### ENTRIES

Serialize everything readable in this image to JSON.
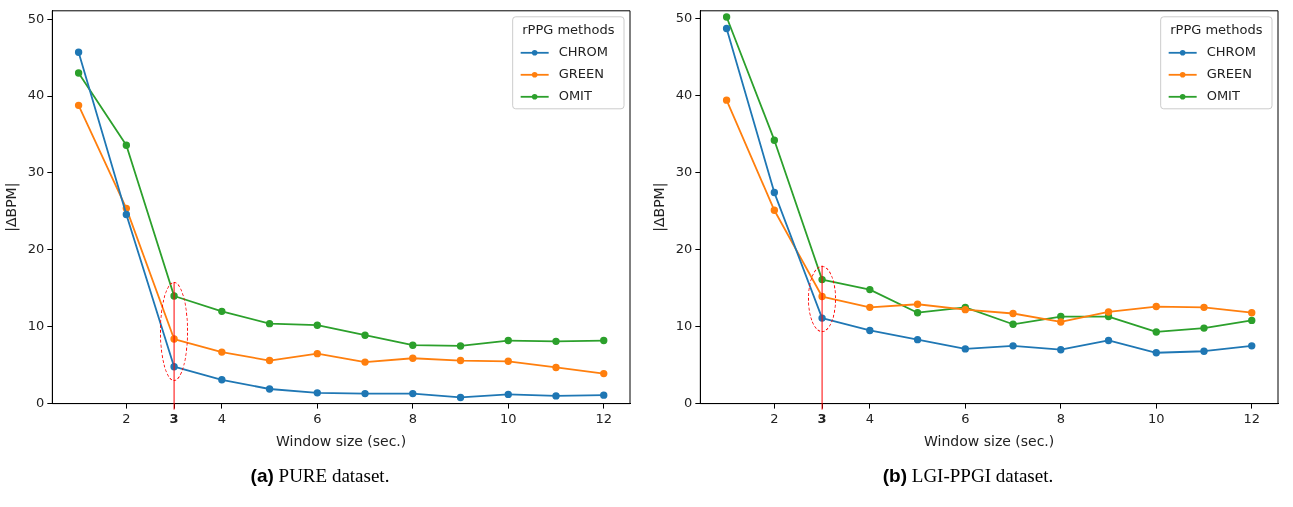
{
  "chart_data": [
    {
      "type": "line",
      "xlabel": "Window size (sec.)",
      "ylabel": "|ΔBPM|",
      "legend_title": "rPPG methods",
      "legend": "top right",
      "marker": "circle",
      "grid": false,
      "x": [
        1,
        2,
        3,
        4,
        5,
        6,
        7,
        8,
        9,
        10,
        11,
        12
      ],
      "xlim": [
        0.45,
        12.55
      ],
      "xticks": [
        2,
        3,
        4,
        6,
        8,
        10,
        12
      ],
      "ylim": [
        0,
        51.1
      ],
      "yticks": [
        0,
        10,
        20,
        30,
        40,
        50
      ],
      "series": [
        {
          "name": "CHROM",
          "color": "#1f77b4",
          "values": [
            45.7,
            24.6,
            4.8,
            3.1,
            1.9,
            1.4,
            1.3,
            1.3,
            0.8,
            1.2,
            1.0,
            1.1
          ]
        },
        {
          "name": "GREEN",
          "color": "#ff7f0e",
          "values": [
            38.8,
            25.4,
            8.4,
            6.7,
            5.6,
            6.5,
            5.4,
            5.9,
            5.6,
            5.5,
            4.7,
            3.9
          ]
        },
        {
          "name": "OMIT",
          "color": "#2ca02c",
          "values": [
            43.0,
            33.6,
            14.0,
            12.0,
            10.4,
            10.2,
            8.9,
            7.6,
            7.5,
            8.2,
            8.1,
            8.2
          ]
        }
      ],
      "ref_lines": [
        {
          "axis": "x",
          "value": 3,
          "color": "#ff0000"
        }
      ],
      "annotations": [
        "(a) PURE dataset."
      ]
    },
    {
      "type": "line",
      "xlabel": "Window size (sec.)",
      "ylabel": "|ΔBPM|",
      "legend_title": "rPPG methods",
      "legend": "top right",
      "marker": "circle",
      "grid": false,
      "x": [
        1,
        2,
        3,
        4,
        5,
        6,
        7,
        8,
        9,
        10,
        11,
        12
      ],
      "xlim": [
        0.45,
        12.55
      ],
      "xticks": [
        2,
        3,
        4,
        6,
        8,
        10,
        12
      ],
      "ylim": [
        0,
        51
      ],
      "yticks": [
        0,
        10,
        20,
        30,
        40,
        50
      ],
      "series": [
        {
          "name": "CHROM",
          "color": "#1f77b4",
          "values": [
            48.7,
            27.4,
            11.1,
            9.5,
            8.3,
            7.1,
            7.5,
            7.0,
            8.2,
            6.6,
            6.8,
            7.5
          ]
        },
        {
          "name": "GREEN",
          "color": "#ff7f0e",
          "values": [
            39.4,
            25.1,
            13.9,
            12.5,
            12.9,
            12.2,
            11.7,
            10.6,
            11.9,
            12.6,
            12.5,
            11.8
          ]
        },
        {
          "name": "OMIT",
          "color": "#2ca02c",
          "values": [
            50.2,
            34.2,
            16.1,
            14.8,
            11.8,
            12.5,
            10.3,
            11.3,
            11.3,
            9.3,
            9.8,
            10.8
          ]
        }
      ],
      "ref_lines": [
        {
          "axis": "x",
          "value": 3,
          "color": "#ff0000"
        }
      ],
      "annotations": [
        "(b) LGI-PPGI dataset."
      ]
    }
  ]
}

######
### ENTRIES

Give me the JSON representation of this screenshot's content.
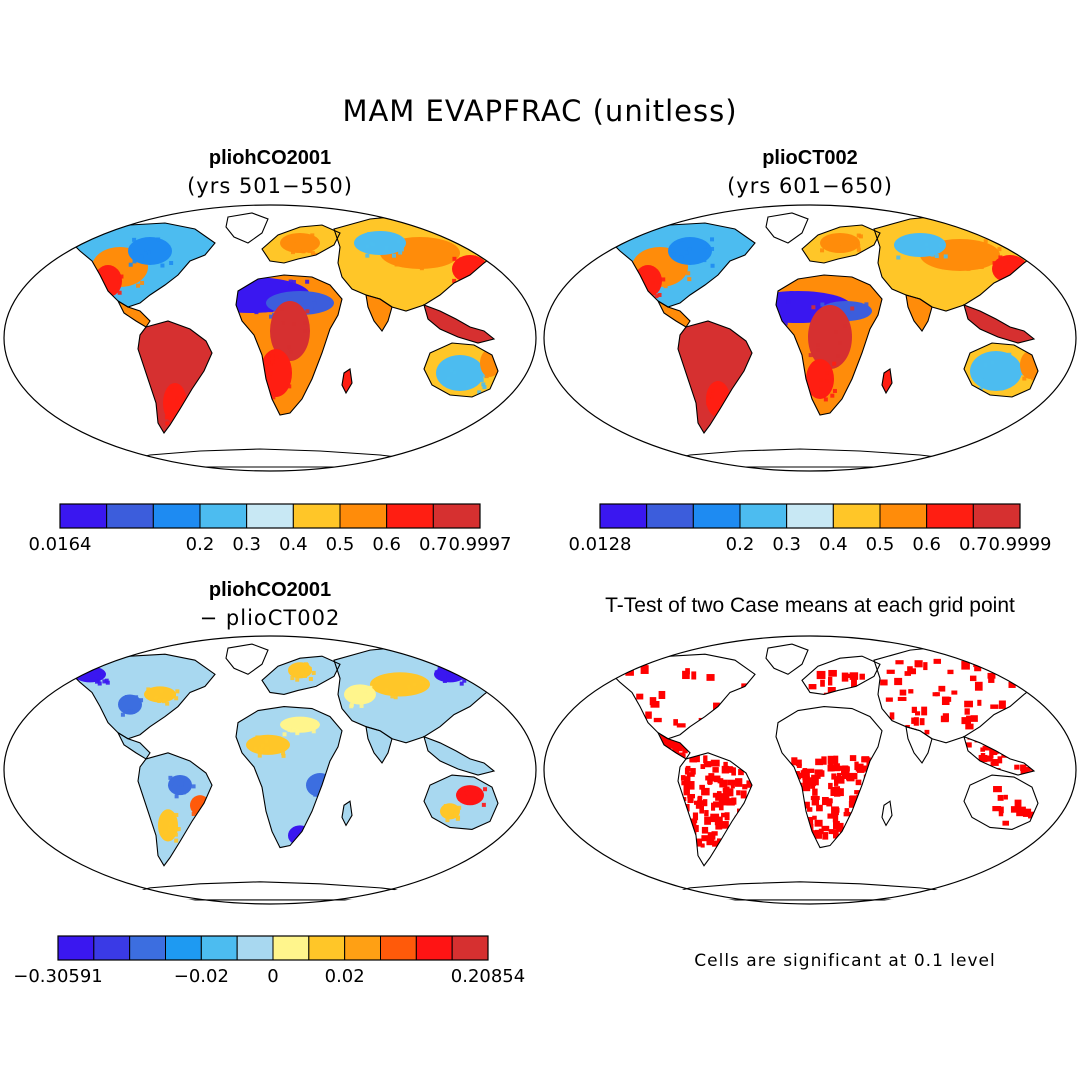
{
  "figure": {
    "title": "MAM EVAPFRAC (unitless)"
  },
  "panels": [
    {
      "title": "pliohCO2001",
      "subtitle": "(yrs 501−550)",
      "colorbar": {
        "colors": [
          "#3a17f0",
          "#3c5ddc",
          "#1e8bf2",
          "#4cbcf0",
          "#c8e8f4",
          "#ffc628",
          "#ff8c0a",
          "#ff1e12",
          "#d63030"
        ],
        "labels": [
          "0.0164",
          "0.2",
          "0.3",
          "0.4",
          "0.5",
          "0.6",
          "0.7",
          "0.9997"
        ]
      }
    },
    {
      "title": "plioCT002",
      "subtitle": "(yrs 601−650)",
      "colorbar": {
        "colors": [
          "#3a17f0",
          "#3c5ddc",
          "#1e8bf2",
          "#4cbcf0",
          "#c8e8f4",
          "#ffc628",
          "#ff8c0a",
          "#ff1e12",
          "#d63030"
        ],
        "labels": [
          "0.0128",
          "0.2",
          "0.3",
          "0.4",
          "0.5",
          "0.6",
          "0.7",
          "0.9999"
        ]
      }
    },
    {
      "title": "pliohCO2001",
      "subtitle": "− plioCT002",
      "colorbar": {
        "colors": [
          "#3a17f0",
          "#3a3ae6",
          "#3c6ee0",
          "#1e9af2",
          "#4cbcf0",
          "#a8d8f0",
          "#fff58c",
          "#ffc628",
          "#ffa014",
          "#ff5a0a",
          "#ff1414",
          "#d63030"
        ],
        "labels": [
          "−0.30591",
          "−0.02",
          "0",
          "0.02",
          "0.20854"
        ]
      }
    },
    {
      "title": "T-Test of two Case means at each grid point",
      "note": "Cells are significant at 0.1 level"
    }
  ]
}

######
### ENTRIES

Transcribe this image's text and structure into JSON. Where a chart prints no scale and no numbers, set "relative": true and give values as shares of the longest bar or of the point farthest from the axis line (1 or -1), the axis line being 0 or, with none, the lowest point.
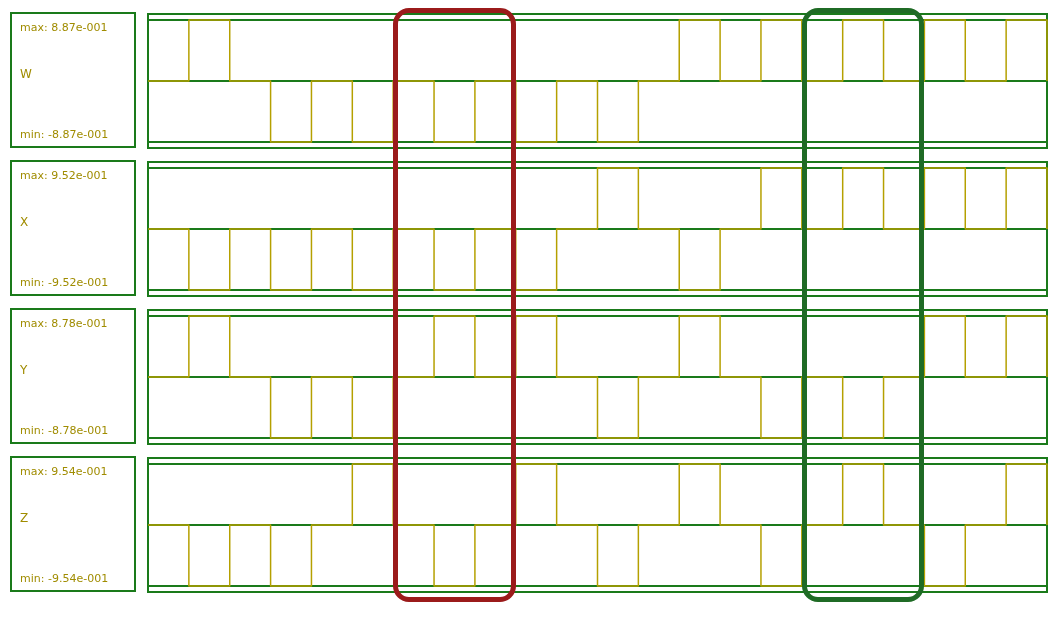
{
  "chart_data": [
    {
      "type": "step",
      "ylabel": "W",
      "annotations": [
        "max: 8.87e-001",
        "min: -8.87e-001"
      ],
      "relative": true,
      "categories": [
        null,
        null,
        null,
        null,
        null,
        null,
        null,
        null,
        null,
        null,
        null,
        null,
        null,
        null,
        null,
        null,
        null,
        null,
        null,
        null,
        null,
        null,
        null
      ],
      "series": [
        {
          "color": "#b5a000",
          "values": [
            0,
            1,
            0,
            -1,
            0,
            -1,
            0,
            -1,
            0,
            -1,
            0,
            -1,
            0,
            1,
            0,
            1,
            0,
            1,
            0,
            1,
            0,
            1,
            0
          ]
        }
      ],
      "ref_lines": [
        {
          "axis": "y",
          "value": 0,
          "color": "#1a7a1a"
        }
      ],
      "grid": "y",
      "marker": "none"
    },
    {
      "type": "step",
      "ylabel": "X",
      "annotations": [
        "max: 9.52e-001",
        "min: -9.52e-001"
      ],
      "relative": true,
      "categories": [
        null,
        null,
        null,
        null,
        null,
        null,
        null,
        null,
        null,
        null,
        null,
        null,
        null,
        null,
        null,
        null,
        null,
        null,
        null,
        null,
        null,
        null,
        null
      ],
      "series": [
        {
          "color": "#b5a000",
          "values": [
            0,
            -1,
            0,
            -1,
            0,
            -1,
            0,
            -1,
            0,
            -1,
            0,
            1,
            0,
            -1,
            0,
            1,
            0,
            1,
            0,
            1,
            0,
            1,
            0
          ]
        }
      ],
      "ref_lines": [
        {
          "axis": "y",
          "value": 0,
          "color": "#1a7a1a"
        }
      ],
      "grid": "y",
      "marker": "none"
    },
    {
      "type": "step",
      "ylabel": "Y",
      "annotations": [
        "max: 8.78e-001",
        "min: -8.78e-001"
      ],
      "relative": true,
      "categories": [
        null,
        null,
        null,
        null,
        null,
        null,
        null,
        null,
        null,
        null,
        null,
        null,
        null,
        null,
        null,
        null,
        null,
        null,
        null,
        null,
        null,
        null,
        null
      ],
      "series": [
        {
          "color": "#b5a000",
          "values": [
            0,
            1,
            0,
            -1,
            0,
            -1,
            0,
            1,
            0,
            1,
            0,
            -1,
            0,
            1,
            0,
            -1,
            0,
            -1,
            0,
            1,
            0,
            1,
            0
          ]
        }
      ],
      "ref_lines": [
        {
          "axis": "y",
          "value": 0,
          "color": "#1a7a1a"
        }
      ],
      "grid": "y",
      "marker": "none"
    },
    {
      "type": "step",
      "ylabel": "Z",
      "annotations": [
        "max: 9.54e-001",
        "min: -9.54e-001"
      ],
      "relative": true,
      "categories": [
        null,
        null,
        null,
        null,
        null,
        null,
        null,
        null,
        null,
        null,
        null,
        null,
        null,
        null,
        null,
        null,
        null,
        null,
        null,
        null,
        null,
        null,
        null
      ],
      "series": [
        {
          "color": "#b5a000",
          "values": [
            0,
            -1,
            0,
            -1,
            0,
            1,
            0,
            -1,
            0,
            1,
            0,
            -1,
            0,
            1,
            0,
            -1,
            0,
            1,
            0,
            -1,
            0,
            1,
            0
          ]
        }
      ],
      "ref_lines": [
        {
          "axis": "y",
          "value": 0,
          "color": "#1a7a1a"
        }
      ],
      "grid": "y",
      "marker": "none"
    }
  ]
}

######

GIVEN PROBLEM
Using the material above, copy every line in which the string "ylabel" occurs.

SOLUTION FOR THIS PROBLEM
      "ylabel": "|ΔBPM|",
      "ylabel": "|ΔBPM|",
      "ylabel": "W",
      "ylabel": "X",
      "ylabel": "Y",
      "ylabel": "Z",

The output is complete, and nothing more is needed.